STATED TASK → Please set down all the lines beneath this one exactly, without the pictures.

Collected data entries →
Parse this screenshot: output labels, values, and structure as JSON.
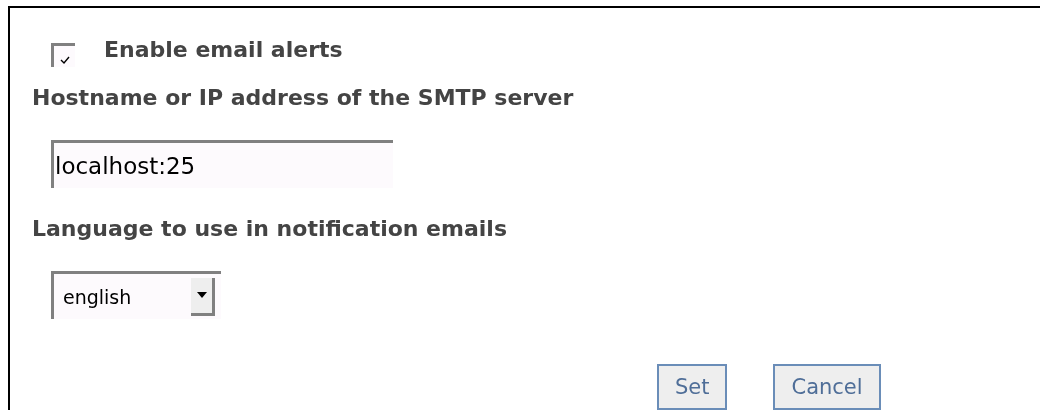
{
  "alerts": {
    "label": "Enable email alerts",
    "checked": true
  },
  "smtp": {
    "label": "Hostname or IP address of the SMTP server",
    "value": "localhost:25"
  },
  "language": {
    "label": "Language to use in notification emails",
    "value": "english"
  },
  "buttons": [
    "Set",
    "Cancel"
  ]
}
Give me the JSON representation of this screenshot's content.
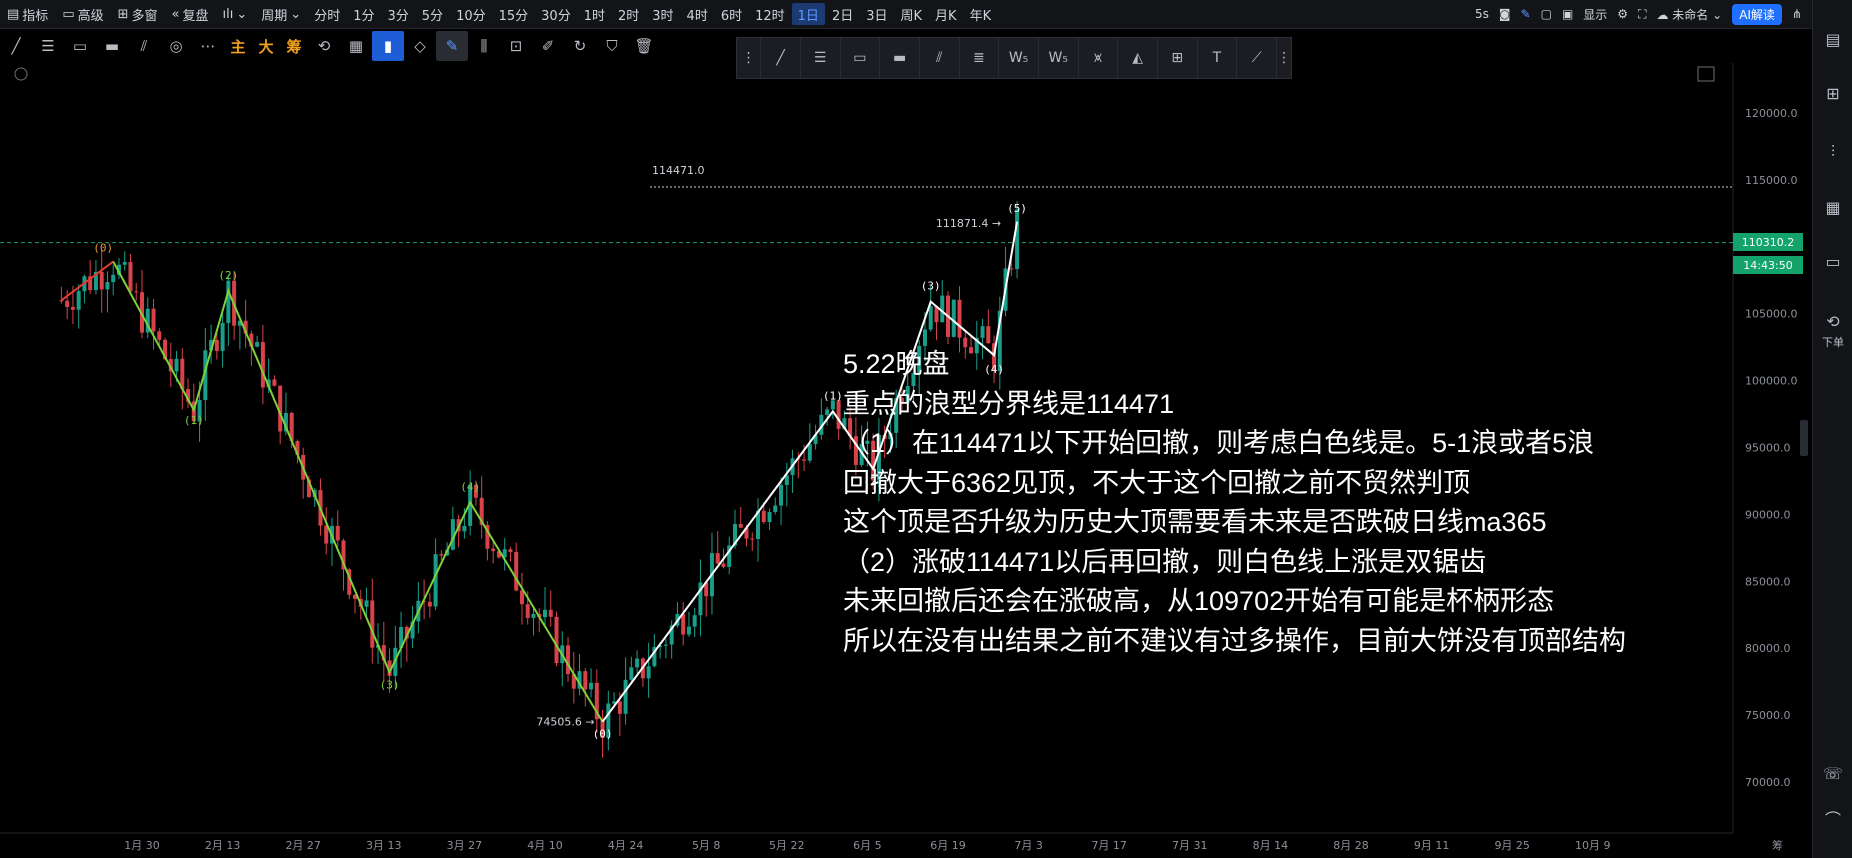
{
  "topbar": {
    "items": [
      {
        "label": "指标",
        "icon": "indicator-icon"
      },
      {
        "label": "高级",
        "icon": "advanced-icon"
      },
      {
        "label": "多窗",
        "icon": "multiwindow-icon"
      },
      {
        "label": "复盘",
        "icon": "replay-icon"
      },
      {
        "label": "",
        "icon": "chart-type-icon"
      },
      {
        "label": "周期",
        "icon": "period-icon"
      }
    ],
    "timeframes": [
      "分时",
      "1分",
      "3分",
      "5分",
      "10分",
      "15分",
      "30分",
      "1时",
      "2时",
      "3时",
      "4时",
      "6时",
      "12时",
      "1日",
      "2日",
      "3日",
      "周K",
      "月K",
      "年K"
    ],
    "active_timeframe": "1日",
    "right": {
      "interval": "5s",
      "display": "显示",
      "layout_name": "未命名",
      "ai_button": "AI解读"
    }
  },
  "drawing_toolbar": {
    "text_tools": [
      "主",
      "大",
      "筹"
    ]
  },
  "right_panel": {
    "order_label": "下单"
  },
  "chart": {
    "y_ticks": [
      "120000.0",
      "115000.0",
      "110000.0",
      "105000.0",
      "100000.0",
      "95000.0",
      "90000.0",
      "85000.0",
      "80000.0",
      "75000.0",
      "70000.0"
    ],
    "x_ticks": [
      "1月 30",
      "2月 13",
      "2月 27",
      "3月 13",
      "3月 27",
      "4月 10",
      "4月 24",
      "5月 8",
      "5月 22",
      "6月 5",
      "6月 19",
      "7月 3",
      "7月 17",
      "7月 31",
      "8月 14",
      "8月 28",
      "9月 11",
      "9月 25",
      "10月 9"
    ],
    "x_tail": "筹",
    "current_price": "110310.2",
    "countdown": "14:43:50",
    "level_line": "114471.0",
    "high_label": "111871.4",
    "low_label": "74505.6",
    "wave_labels": {
      "green": [
        "(0)",
        "(1)",
        "(2)",
        "(3)",
        "(4)"
      ],
      "white": [
        "(0)",
        "(1)",
        "(2)",
        "(3)",
        "(4)",
        "(5)"
      ]
    },
    "colors": {
      "bull": "#1a9e8a",
      "bear": "#d8434a",
      "green_wave": "#7fd13b",
      "white_wave": "#ffffff",
      "red_line": "#e53935",
      "accent": "#14a46b"
    }
  },
  "annotation": [
    "5.22晚盘",
    "重点的浪型分界线是114471",
    "（1）在114471以下开始回撤，则考虑白色线是。5-1浪或者5浪",
    "回撤大于6362见顶，不大于这个回撤之前不贸然判顶",
    "这个顶是否升级为历史大顶需要看未来是否跌破日线ma365",
    "（2）涨破114471以后再回撤，则白色线上涨是双锯齿",
    "未来回撤后还会在涨破高，从109702开始有可能是杯柄形态",
    "所以在没有出结果之前不建议有过多操作，目前大饼没有顶部结构"
  ]
}
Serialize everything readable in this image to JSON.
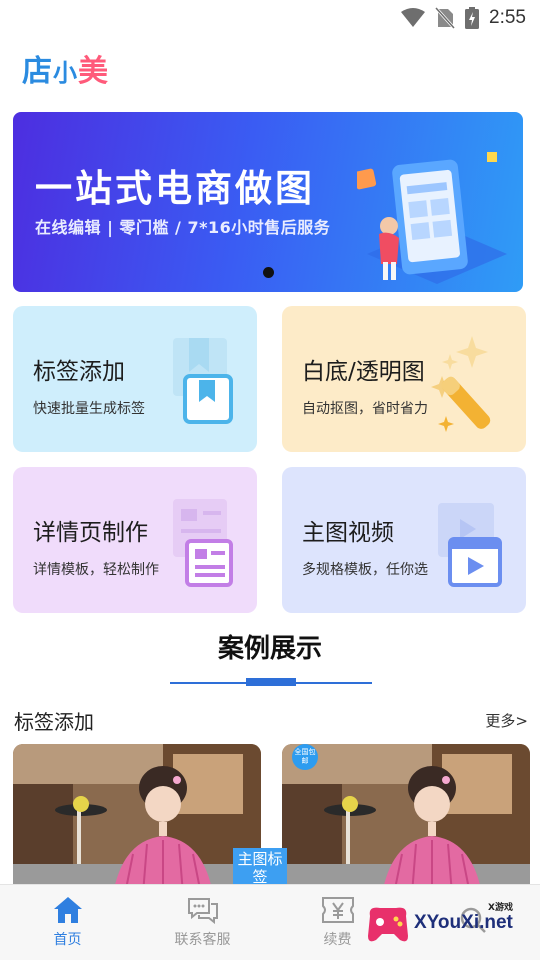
{
  "status_bar": {
    "time": "2:55",
    "icons": [
      "wifi-icon",
      "no-sim-icon",
      "battery-icon"
    ]
  },
  "header": {
    "logo_part1": "店",
    "logo_part2": "小",
    "logo_part3": "美"
  },
  "banner": {
    "title": "一站式电商做图",
    "subtitle": "在线编辑 | 零门槛 / 7*16小时售后服务",
    "page_count": 1,
    "active_page": 1
  },
  "features": [
    {
      "title": "标签添加",
      "subtitle": "快速批量生成标签",
      "icon": "bookmark-icon"
    },
    {
      "title": "白底/透明图",
      "subtitle": "自动抠图，省时省力",
      "icon": "magic-wand-icon"
    },
    {
      "title": "详情页制作",
      "subtitle": "详情模板，轻松制作",
      "icon": "document-icon"
    },
    {
      "title": "主图视频",
      "subtitle": "多规格模板，任你选",
      "icon": "video-clapper-icon"
    }
  ],
  "cases": {
    "section_title": "案例展示",
    "row_title": "标签添加",
    "more_label": "更多>",
    "thumb_tag": "主图标签",
    "mini_badge": "全国包邮"
  },
  "bottom_nav": [
    {
      "label": "首页",
      "icon": "home-icon",
      "active": true
    },
    {
      "label": "联系客服",
      "icon": "chat-icon",
      "active": false
    },
    {
      "label": "续费",
      "icon": "yen-ticket-icon",
      "active": false
    },
    {
      "label": "",
      "icon": "search-icon",
      "active": false
    }
  ],
  "watermark": {
    "text": "XYouXi.net",
    "small": "X游戏"
  },
  "colors": {
    "accent": "#2f7fe0",
    "banner_start": "#4d2ee0",
    "banner_end": "#2f9cf6"
  }
}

THE ANSWER →
Parse this screenshot: output labels, values, and structure as JSON.
{
  "alerts": {
    "label": "Enable email alerts",
    "checked": true
  },
  "smtp": {
    "label": "Hostname or IP address of the SMTP server",
    "value": "localhost:25"
  },
  "language": {
    "label": "Language to use in notification emails",
    "value": "english"
  },
  "buttons": [
    "Set",
    "Cancel"
  ]
}
Give me the JSON representation of this screenshot's content.
{
  "topbar": {
    "items": [
      {
        "label": "指标",
        "icon": "indicator-icon"
      },
      {
        "label": "高级",
        "icon": "advanced-icon"
      },
      {
        "label": "多窗",
        "icon": "multiwindow-icon"
      },
      {
        "label": "复盘",
        "icon": "replay-icon"
      },
      {
        "label": "",
        "icon": "chart-type-icon"
      },
      {
        "label": "周期",
        "icon": "period-icon"
      }
    ],
    "timeframes": [
      "分时",
      "1分",
      "3分",
      "5分",
      "10分",
      "15分",
      "30分",
      "1时",
      "2时",
      "3时",
      "4时",
      "6时",
      "12时",
      "1日",
      "2日",
      "3日",
      "周K",
      "月K",
      "年K"
    ],
    "active_timeframe": "1日",
    "right": {
      "interval": "5s",
      "display": "显示",
      "layout_name": "未命名",
      "ai_button": "AI解读"
    }
  },
  "drawing_toolbar": {
    "text_tools": [
      "主",
      "大",
      "筹"
    ]
  },
  "right_panel": {
    "order_label": "下单"
  },
  "chart": {
    "y_ticks": [
      "120000.0",
      "115000.0",
      "110000.0",
      "105000.0",
      "100000.0",
      "95000.0",
      "90000.0",
      "85000.0",
      "80000.0",
      "75000.0",
      "70000.0"
    ],
    "x_ticks": [
      "1月 30",
      "2月 13",
      "2月 27",
      "3月 13",
      "3月 27",
      "4月 10",
      "4月 24",
      "5月 8",
      "5月 22",
      "6月 5",
      "6月 19",
      "7月 3",
      "7月 17",
      "7月 31",
      "8月 14",
      "8月 28",
      "9月 11",
      "9月 25",
      "10月 9"
    ],
    "x_tail": "筹",
    "current_price": "110310.2",
    "countdown": "14:43:50",
    "level_line": "114471.0",
    "high_label": "111871.4",
    "low_label": "74505.6",
    "wave_labels": {
      "green": [
        "(0)",
        "(1)",
        "(2)",
        "(3)",
        "(4)"
      ],
      "white": [
        "(0)",
        "(1)",
        "(2)",
        "(3)",
        "(4)",
        "(5)"
      ]
    },
    "colors": {
      "bull": "#1a9e8a",
      "bear": "#d8434a",
      "green_wave": "#7fd13b",
      "white_wave": "#ffffff",
      "red_line": "#e53935",
      "accent": "#14a46b"
    }
  },
  "annotation": [
    "5.22晚盘",
    "重点的浪型分界线是114471",
    "（1）在114471以下开始回撤，则考虑白色线是。5-1浪或者5浪",
    "回撤大于6362见顶，不大于这个回撤之前不贸然判顶",
    "这个顶是否升级为历史大顶需要看未来是否跌破日线ma365",
    "（2）涨破114471以后再回撤，则白色线上涨是双锯齿",
    "未来回撤后还会在涨破高，从109702开始有可能是杯柄形态",
    "所以在没有出结果之前不建议有过多操作，目前大饼没有顶部结构"
  ]
}
Serialize everything readable in this image to JSON.
{
  "status_bar": {
    "time": "2:55",
    "icons": [
      "wifi-icon",
      "no-sim-icon",
      "battery-icon"
    ]
  },
  "header": {
    "logo_part1": "店",
    "logo_part2": "小",
    "logo_part3": "美"
  },
  "banner": {
    "title": "一站式电商做图",
    "subtitle": "在线编辑 | 零门槛 / 7*16小时售后服务",
    "page_count": 1,
    "active_page": 1
  },
  "features": [
    {
      "title": "标签添加",
      "subtitle": "快速批量生成标签",
      "icon": "bookmark-icon"
    },
    {
      "title": "白底/透明图",
      "subtitle": "自动抠图，省时省力",
      "icon": "magic-wand-icon"
    },
    {
      "title": "详情页制作",
      "subtitle": "详情模板，轻松制作",
      "icon": "document-icon"
    },
    {
      "title": "主图视频",
      "subtitle": "多规格模板，任你选",
      "icon": "video-clapper-icon"
    }
  ],
  "cases": {
    "section_title": "案例展示",
    "row_title": "标签添加",
    "more_label": "更多>",
    "thumb_tag": "主图标签",
    "mini_badge": "全国包邮"
  },
  "bottom_nav": [
    {
      "label": "首页",
      "icon": "home-icon",
      "active": true
    },
    {
      "label": "联系客服",
      "icon": "chat-icon",
      "active": false
    },
    {
      "label": "续费",
      "icon": "yen-ticket-icon",
      "active": false
    },
    {
      "label": "",
      "icon": "search-icon",
      "active": false
    }
  ],
  "watermark": {
    "text": "XYouXi.net",
    "small": "X游戏"
  },
  "colors": {
    "accent": "#2f7fe0",
    "banner_start": "#4d2ee0",
    "banner_end": "#2f9cf6"
  }
}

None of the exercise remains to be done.